** Begin The input **

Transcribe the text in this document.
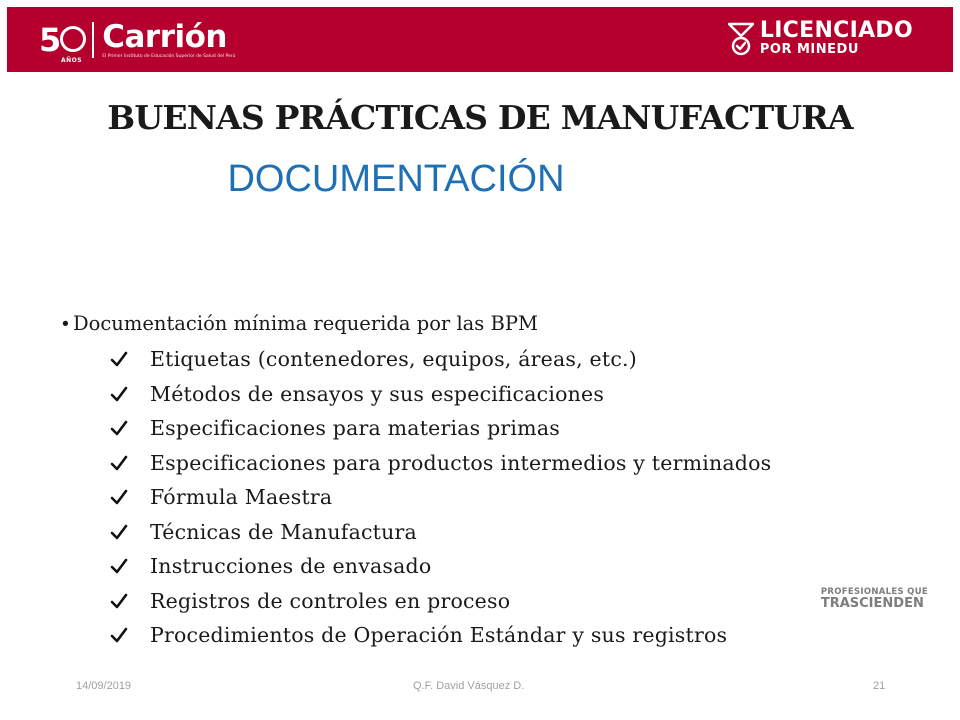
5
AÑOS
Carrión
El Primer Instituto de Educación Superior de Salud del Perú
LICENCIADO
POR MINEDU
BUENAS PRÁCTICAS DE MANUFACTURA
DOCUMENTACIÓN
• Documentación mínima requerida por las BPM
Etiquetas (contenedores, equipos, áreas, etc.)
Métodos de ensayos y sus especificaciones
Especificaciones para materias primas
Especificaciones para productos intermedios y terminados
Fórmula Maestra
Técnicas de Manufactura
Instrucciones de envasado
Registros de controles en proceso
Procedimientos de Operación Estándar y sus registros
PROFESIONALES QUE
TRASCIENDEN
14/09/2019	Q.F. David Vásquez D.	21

** End The input **

# Given instruction
Every line should be retyped exactly, with the pictures omitted.

# Task result
Transcribe the text in this document.
5
AÑOS
Carrión
El Primer Instituto de Educación Superior de Salud del Perú
LICENCIADO
POR MINEDU
BUENAS PRÁCTICAS DE MANUFACTURA
DOCUMENTACIÓN
• Documentación mínima requerida por las BPM
Etiquetas (contenedores, equipos, áreas, etc.)
Métodos de ensayos y sus especificaciones
Especificaciones para materias primas
Especificaciones para productos intermedios y terminados
Fórmula Maestra
Técnicas de Manufactura
Instrucciones de envasado
Registros de controles en proceso
Procedimientos de Operación Estándar y sus registros
PROFESIONALES QUE
TRASCIENDEN
14/09/2019	Q.F. David Vásquez D.	21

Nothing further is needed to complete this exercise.